● To do: Start at the line that has "380, 148, 460]" and stop after the line that has "player-row-2[interactable]: 26 J.". Give those lines again with "momentum-bar" swapped for "trend-bar" and everything else left the same.

● The data:
(begin)
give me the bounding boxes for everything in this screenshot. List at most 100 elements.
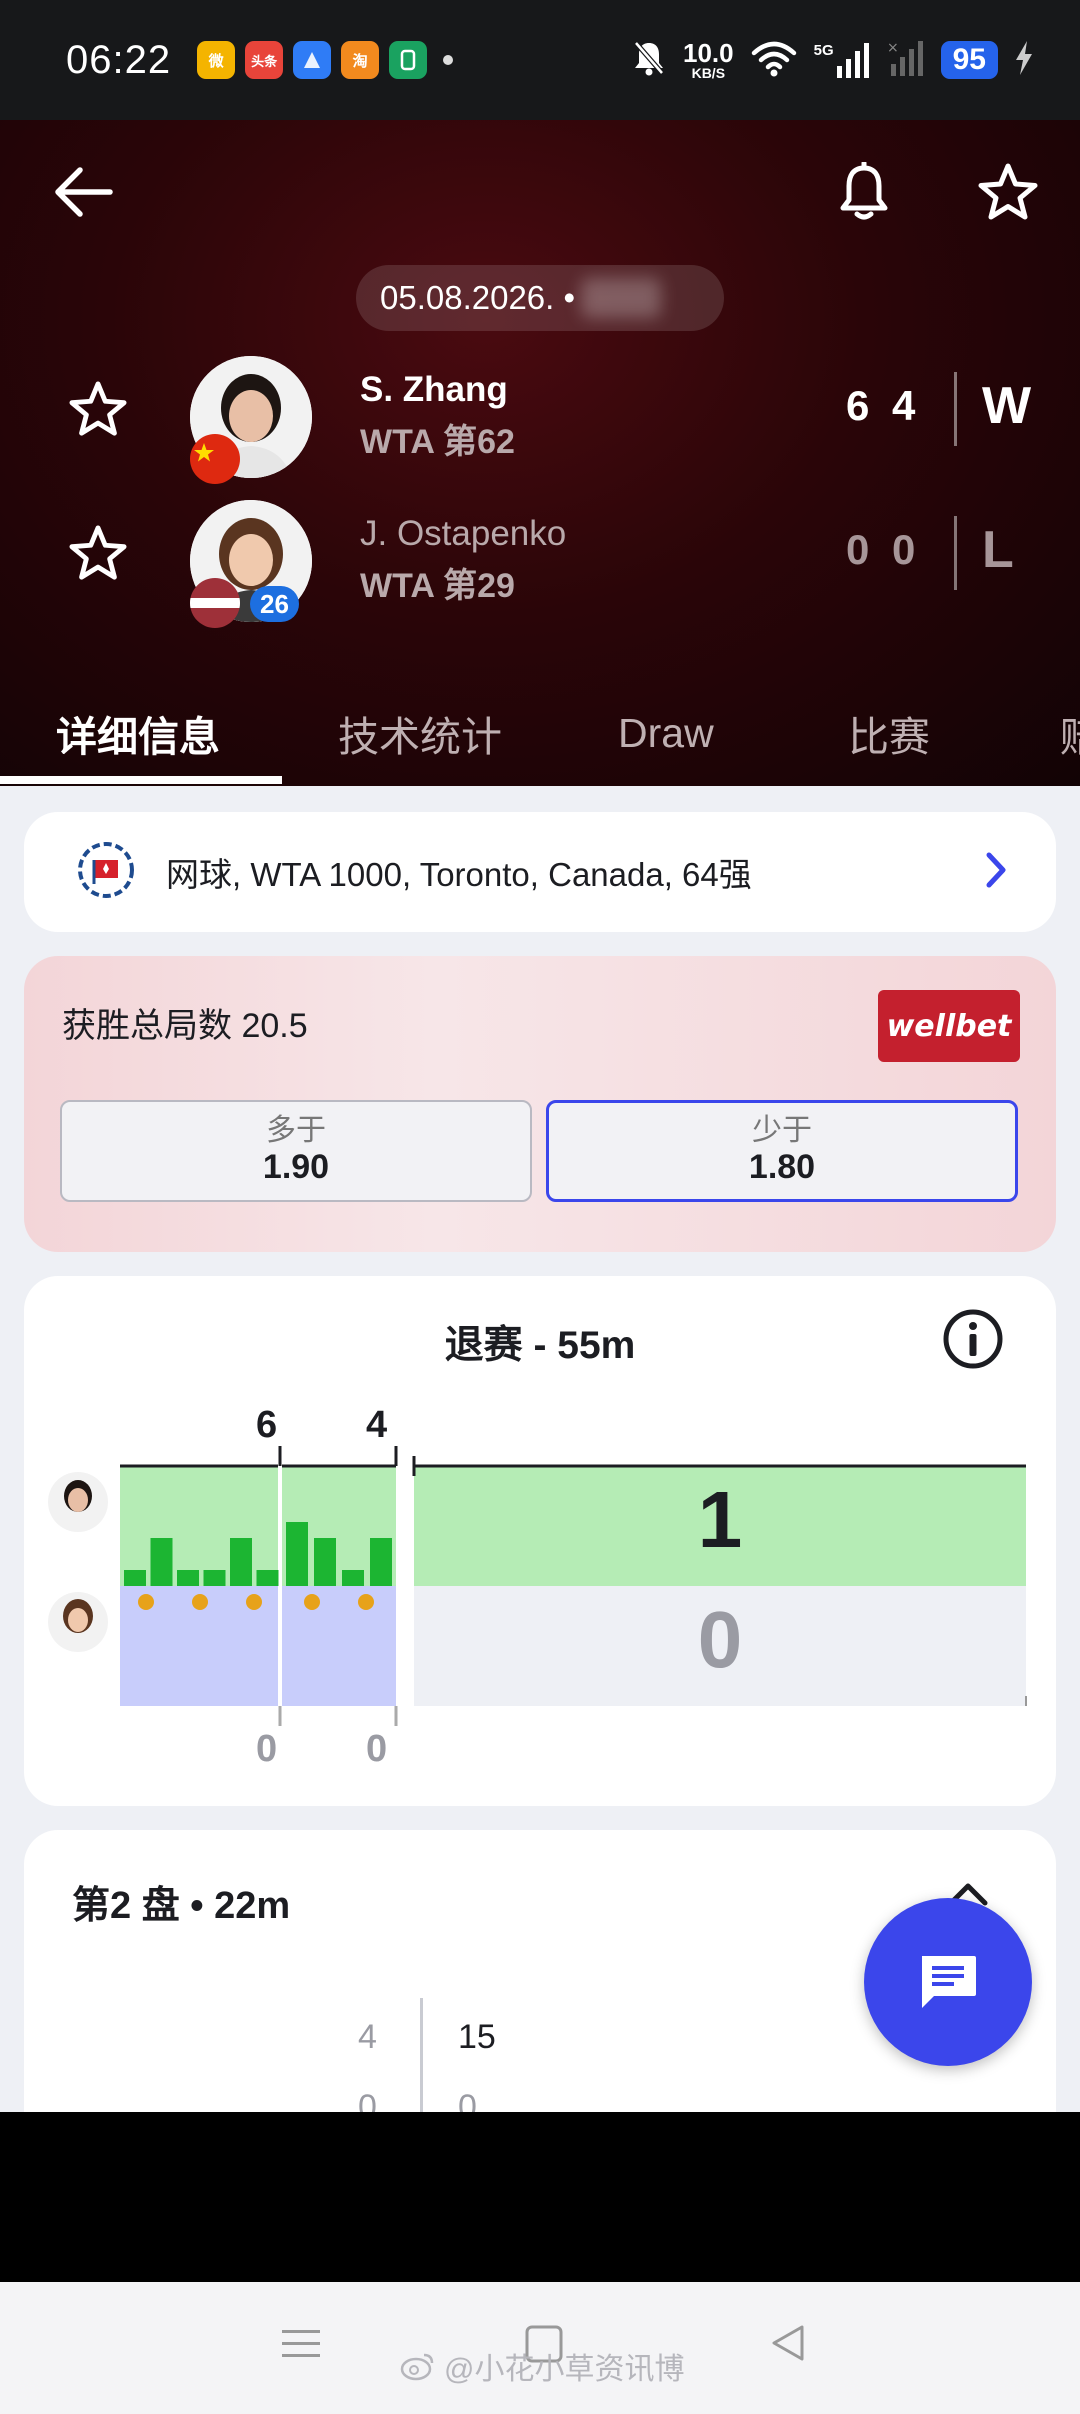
favorite-player-1-button[interactable]	[68, 380, 148, 460]
browser-icon	[293, 41, 332, 79]
competition-label: 网球, WTA 1000, Toronto, Canada, 64强	[166, 856, 752, 893]
ball-marker-icon	[192, 1594, 208, 1610]
betting-market-title: 获胜总局数 20.5	[62, 1007, 308, 1045]
momentum-bar	[342, 1570, 364, 1586]
mute-icon	[631, 39, 667, 82]
favorite-player-2-button[interactable]	[68, 524, 148, 604]
player-2-result: L	[982, 521, 1014, 579]
sets-won-player-1: 1	[697, 1475, 743, 1564]
ball-marker-icon	[138, 1594, 154, 1610]
odds-under-value: 1.80	[748, 1148, 816, 1187]
momentum-bar	[370, 1538, 392, 1586]
tab-matches[interactable]: 比赛	[848, 680, 930, 786]
momentum-bar	[124, 1570, 146, 1586]
bell-icon	[840, 162, 888, 220]
more-notifications-dot	[443, 55, 454, 65]
charging-icon	[1014, 40, 1034, 80]
ball-marker-icon	[246, 1594, 262, 1610]
weibo-icon: 微	[197, 41, 236, 79]
network-speed: 10.0 KB/S	[683, 38, 734, 81]
phone-icon	[389, 41, 428, 79]
odds-under-label: 少于	[752, 1114, 812, 1148]
triangle-back-icon	[772, 2325, 804, 2361]
odds-over-value: 1.90	[262, 1148, 330, 1187]
wellbet-logo[interactable]: wellbet	[878, 990, 1020, 1062]
set-2-divider	[420, 1998, 423, 2112]
momentum-bar	[286, 1522, 308, 1586]
set-2-bottom-score: 0	[366, 1728, 388, 1770]
player-row-2[interactable]: 26 J. Ostapenko WTA 第29 0 0 L	[0, 496, 1080, 628]
odds-under-button[interactable]: 少于 1.80	[546, 1100, 1018, 1202]
star-icon	[69, 525, 127, 580]
chat-button[interactable]	[864, 1898, 1032, 2066]
notification-bell-button[interactable]	[824, 152, 904, 232]
back-nav-button[interactable]	[768, 2322, 808, 2369]
info-button[interactable]	[942, 1308, 1004, 1375]
cellular-signal-2-icon: ×	[887, 40, 925, 81]
player-1-set2-score: 4	[892, 382, 916, 429]
tournament-logo-icon	[76, 840, 136, 905]
tab-statistics[interactable]: 技术统计	[338, 680, 502, 786]
match-header: 05.08.2026. • S. Zhang WTA 第62 6 4 W 26	[0, 120, 1080, 786]
tab-details[interactable]: 详细信息	[56, 680, 220, 786]
set-2-title: 第2 盘 • 22m	[72, 1885, 291, 1927]
notification-app-icons: 微 头条 淘	[197, 41, 428, 79]
set-2-games-row-1: 4	[358, 2018, 377, 2056]
cellular-signal-icon: 5G	[814, 42, 871, 78]
star-icon	[69, 381, 127, 436]
arrow-left-icon	[55, 167, 113, 217]
set-2-points-row-1: 15	[458, 2018, 496, 2056]
taobao-icon: 淘	[341, 41, 380, 79]
momentum-bar	[177, 1570, 199, 1586]
set-2-games-row-2: 0	[358, 2088, 377, 2112]
player-1-set1-score: 6	[846, 382, 870, 429]
player-2-rank: WTA 第29	[360, 567, 515, 605]
star-icon	[978, 163, 1038, 220]
competition-card[interactable]: 网球, WTA 1000, Toronto, Canada, 64强	[24, 812, 1056, 932]
player-row-1[interactable]: S. Zhang WTA 第62 6 4 W	[0, 352, 1080, 484]
momentum-bar	[256, 1570, 279, 1586]
score-divider	[954, 372, 957, 446]
set-1-top-score: 6	[256, 1404, 278, 1446]
chevron-right-icon	[982, 850, 1010, 895]
player-2-seed-badge: 26	[250, 586, 299, 622]
favorite-match-button[interactable]	[968, 152, 1048, 232]
tab-draw[interactable]: Draw	[618, 680, 714, 786]
momentum-bar	[230, 1538, 252, 1586]
player-2-set1-score: 0	[846, 526, 870, 573]
chat-icon	[922, 1956, 976, 2008]
ball-marker-icon	[304, 1594, 320, 1610]
ball-marker-icon	[358, 1594, 374, 1610]
toutiao-icon: 头条	[245, 41, 284, 79]
status-bar: 06:22 微 头条 淘 10.0 KB/S 5G × 95	[0, 0, 1080, 120]
momentum-bar	[314, 1538, 336, 1586]
odds-over-label: 多于	[266, 1114, 326, 1148]
svg-text:×: ×	[887, 40, 899, 56]
tab-bar: 详细信息 技术统计 Draw 比赛 赔	[0, 680, 1080, 786]
info-icon	[943, 1309, 1003, 1369]
player-1-rank: WTA 第62	[360, 423, 515, 461]
menu-icon	[282, 2330, 320, 2357]
tab-odds[interactable]: 赔	[1060, 680, 1080, 786]
blurred-time	[581, 278, 662, 318]
momentum-bar	[203, 1570, 226, 1586]
date-text: 05.08.2026. •	[380, 279, 576, 316]
back-button[interactable]	[42, 152, 122, 232]
system-navigation-bar: @小花小草资讯博	[0, 2282, 1080, 2414]
odds-over-button[interactable]: 多于 1.90	[60, 1100, 532, 1202]
momentum-bar	[150, 1538, 173, 1586]
china-flag-icon	[190, 434, 240, 484]
latvia-flag-icon	[190, 578, 240, 628]
sets-won-player-2: 0	[697, 1595, 743, 1684]
match-status-title: 退赛 - 55m	[444, 1324, 636, 1367]
set-1-bottom-score: 0	[256, 1728, 278, 1770]
player-1-result: W	[982, 377, 1032, 435]
set-2-points-row-2: 0	[458, 2088, 477, 2112]
recent-apps-button[interactable]	[280, 2322, 322, 2369]
score-summary-card: 退赛 - 55m 6 4 0 0 1 0	[24, 1276, 1056, 1806]
player-2-name: J. Ostapenko	[360, 514, 567, 553]
set-2-top-score: 4	[366, 1404, 388, 1446]
black-area	[0, 2112, 1080, 2282]
player-2-set2-score: 0	[892, 526, 916, 573]
clock: 06:22	[66, 37, 172, 82]
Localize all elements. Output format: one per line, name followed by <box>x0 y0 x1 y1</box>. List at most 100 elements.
(end)
● Exercise answer:
favorite-player-1-button[interactable]	[68, 380, 148, 460]
browser-icon	[293, 41, 332, 79]
competition-label: 网球, WTA 1000, Toronto, Canada, 64强	[166, 856, 752, 893]
ball-marker-icon	[192, 1594, 208, 1610]
betting-market-title: 获胜总局数 20.5	[62, 1007, 308, 1045]
trend-bar	[342, 1570, 364, 1586]
mute-icon	[631, 39, 667, 82]
favorite-player-2-button[interactable]	[68, 524, 148, 604]
player-2-result: L	[982, 521, 1014, 579]
sets-won-player-1: 1	[697, 1475, 743, 1564]
ball-marker-icon	[138, 1594, 154, 1610]
odds-under-value: 1.80	[748, 1148, 816, 1187]
trend-bar	[370, 1538, 392, 1586]
tab-matches[interactable]: 比赛	[848, 680, 930, 786]
trend-bar	[124, 1570, 146, 1586]
bell-icon	[840, 162, 888, 220]
more-notifications-dot	[443, 55, 454, 65]
charging-icon	[1014, 40, 1034, 80]
ball-marker-icon	[246, 1594, 262, 1610]
weibo-icon: 微	[197, 41, 236, 79]
network-speed: 10.0 KB/S	[683, 38, 734, 81]
phone-icon	[389, 41, 428, 79]
odds-under-label: 少于	[752, 1114, 812, 1148]
triangle-back-icon	[772, 2325, 804, 2361]
odds-over-value: 1.90	[262, 1148, 330, 1187]
wellbet-logo[interactable]: wellbet	[878, 990, 1020, 1062]
set-2-divider	[420, 1998, 423, 2112]
trend-bar	[286, 1522, 308, 1586]
set-2-bottom-score: 0	[366, 1728, 388, 1770]
player-row-2[interactable]: 26 J. Ostapenko WTA 第29 0 0 L	[0, 496, 1080, 628]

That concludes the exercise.